§ What you need to do
Your task is to write out the complete listing exactly as it is shown.

§ Dataset entries
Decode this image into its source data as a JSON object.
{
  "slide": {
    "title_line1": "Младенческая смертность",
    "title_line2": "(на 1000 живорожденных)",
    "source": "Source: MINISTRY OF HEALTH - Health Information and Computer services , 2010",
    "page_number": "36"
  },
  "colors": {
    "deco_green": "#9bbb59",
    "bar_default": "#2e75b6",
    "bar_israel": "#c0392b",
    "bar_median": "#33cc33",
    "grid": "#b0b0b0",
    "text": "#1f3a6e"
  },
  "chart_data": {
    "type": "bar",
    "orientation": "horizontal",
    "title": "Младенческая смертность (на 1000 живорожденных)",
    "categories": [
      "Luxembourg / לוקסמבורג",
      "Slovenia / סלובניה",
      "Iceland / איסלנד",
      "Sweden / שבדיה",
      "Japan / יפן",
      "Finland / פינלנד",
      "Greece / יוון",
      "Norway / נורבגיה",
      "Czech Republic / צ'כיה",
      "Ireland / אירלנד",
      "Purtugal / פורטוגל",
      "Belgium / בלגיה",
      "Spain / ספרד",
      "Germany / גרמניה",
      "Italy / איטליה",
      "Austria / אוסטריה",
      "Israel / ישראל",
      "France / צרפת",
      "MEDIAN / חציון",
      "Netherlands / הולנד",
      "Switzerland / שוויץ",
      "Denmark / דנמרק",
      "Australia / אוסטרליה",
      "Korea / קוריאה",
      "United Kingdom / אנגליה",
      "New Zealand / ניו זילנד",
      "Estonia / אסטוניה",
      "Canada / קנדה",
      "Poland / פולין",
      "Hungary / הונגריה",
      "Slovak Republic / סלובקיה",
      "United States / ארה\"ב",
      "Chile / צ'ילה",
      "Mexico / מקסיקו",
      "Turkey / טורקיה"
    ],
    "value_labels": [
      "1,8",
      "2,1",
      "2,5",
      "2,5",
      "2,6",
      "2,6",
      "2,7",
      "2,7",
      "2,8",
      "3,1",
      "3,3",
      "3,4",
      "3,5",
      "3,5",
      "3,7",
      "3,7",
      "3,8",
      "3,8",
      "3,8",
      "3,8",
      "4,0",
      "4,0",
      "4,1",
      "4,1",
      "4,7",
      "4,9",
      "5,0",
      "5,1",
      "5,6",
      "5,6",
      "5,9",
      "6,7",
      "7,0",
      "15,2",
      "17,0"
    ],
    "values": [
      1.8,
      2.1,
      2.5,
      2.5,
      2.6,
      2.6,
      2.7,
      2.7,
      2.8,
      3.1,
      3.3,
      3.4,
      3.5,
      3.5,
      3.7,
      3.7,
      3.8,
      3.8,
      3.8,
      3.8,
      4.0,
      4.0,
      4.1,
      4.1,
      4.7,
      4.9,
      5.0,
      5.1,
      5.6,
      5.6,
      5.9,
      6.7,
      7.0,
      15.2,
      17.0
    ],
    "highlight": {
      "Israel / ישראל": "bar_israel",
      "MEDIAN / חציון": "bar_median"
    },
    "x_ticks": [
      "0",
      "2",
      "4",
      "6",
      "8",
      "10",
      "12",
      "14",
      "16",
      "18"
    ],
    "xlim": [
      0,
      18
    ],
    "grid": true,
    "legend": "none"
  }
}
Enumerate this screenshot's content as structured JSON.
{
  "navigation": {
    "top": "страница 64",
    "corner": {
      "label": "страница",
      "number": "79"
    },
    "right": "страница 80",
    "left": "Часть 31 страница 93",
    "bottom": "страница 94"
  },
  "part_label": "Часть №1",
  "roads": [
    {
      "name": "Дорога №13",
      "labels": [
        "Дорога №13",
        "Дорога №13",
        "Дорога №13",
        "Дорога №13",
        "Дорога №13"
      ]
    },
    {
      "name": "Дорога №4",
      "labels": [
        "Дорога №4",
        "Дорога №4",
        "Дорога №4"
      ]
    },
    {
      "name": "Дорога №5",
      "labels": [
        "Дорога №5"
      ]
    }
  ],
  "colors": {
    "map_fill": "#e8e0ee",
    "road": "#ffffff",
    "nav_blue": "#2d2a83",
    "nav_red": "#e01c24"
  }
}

§ Solution for this problem
Decode this image into its source data as a JSON object.
{
  "slide": {
    "title_line1": "Младенческая смертность",
    "title_line2": "(на 1000 живорожденных)",
    "source": "Source: MINISTRY OF HEALTH - Health Information and Computer services , 2010",
    "page_number": "36"
  },
  "colors": {
    "deco_green": "#9bbb59",
    "bar_default": "#2e75b6",
    "bar_israel": "#c0392b",
    "bar_median": "#33cc33",
    "grid": "#b0b0b0",
    "text": "#1f3a6e"
  },
  "chart_data": {
    "type": "bar",
    "orientation": "horizontal",
    "title": "Младенческая смертность (на 1000 живорожденных)",
    "categories": [
      "Luxembourg / לוקסמבורג",
      "Slovenia / סלובניה",
      "Iceland / איסלנד",
      "Sweden / שבדיה",
      "Japan / יפן",
      "Finland / פינלנד",
      "Greece / יוון",
      "Norway / נורבגיה",
      "Czech Republic / צ'כיה",
      "Ireland / אירלנד",
      "Purtugal / פורטוגל",
      "Belgium / בלגיה",
      "Spain / ספרד",
      "Germany / גרמניה",
      "Italy / איטליה",
      "Austria / אוסטריה",
      "Israel / ישראל",
      "France / צרפת",
      "MEDIAN / חציון",
      "Netherlands / הולנד",
      "Switzerland / שוויץ",
      "Denmark / דנמרק",
      "Australia / אוסטרליה",
      "Korea / קוריאה",
      "United Kingdom / אנגליה",
      "New Zealand / ניו זילנד",
      "Estonia / אסטוניה",
      "Canada / קנדה",
      "Poland / פולין",
      "Hungary / הונגריה",
      "Slovak Republic / סלובקיה",
      "United States / ארה\"ב",
      "Chile / צ'ילה",
      "Mexico / מקסיקו",
      "Turkey / טורקיה"
    ],
    "value_labels": [
      "1,8",
      "2,1",
      "2,5",
      "2,5",
      "2,6",
      "2,6",
      "2,7",
      "2,7",
      "2,8",
      "3,1",
      "3,3",
      "3,4",
      "3,5",
      "3,5",
      "3,7",
      "3,7",
      "3,8",
      "3,8",
      "3,8",
      "3,8",
      "4,0",
      "4,0",
      "4,1",
      "4,1",
      "4,7",
      "4,9",
      "5,0",
      "5,1",
      "5,6",
      "5,6",
      "5,9",
      "6,7",
      "7,0",
      "15,2",
      "17,0"
    ],
    "values": [
      1.8,
      2.1,
      2.5,
      2.5,
      2.6,
      2.6,
      2.7,
      2.7,
      2.8,
      3.1,
      3.3,
      3.4,
      3.5,
      3.5,
      3.7,
      3.7,
      3.8,
      3.8,
      3.8,
      3.8,
      4.0,
      4.0,
      4.1,
      4.1,
      4.7,
      4.9,
      5.0,
      5.1,
      5.6,
      5.6,
      5.9,
      6.7,
      7.0,
      15.2,
      17.0
    ],
    "highlight": {
      "Israel / ישראל": "bar_israel",
      "MEDIAN / חציון": "bar_median"
    },
    "x_ticks": [
      "0",
      "2",
      "4",
      "6",
      "8",
      "10",
      "12",
      "14",
      "16",
      "18"
    ],
    "xlim": [
      0,
      18
    ],
    "grid": true,
    "legend": "none"
  }
}
Enumerate this screenshot's content as structured JSON.
{
  "navigation": {
    "top": "страница 64",
    "corner": {
      "label": "страница",
      "number": "79"
    },
    "right": "страница 80",
    "left": "Часть 31 страница 93",
    "bottom": "страница 94"
  },
  "part_label": "Часть №1",
  "roads": [
    {
      "name": "Дорога №13",
      "labels": [
        "Дорога №13",
        "Дорога №13",
        "Дорога №13",
        "Дорога №13",
        "Дорога №13"
      ]
    },
    {
      "name": "Дорога №4",
      "labels": [
        "Дорога №4",
        "Дорога №4",
        "Дорога №4"
      ]
    },
    {
      "name": "Дорога №5",
      "labels": [
        "Дорога №5"
      ]
    }
  ],
  "colors": {
    "map_fill": "#e8e0ee",
    "road": "#ffffff",
    "nav_blue": "#2d2a83",
    "nav_red": "#e01c24"
  }
}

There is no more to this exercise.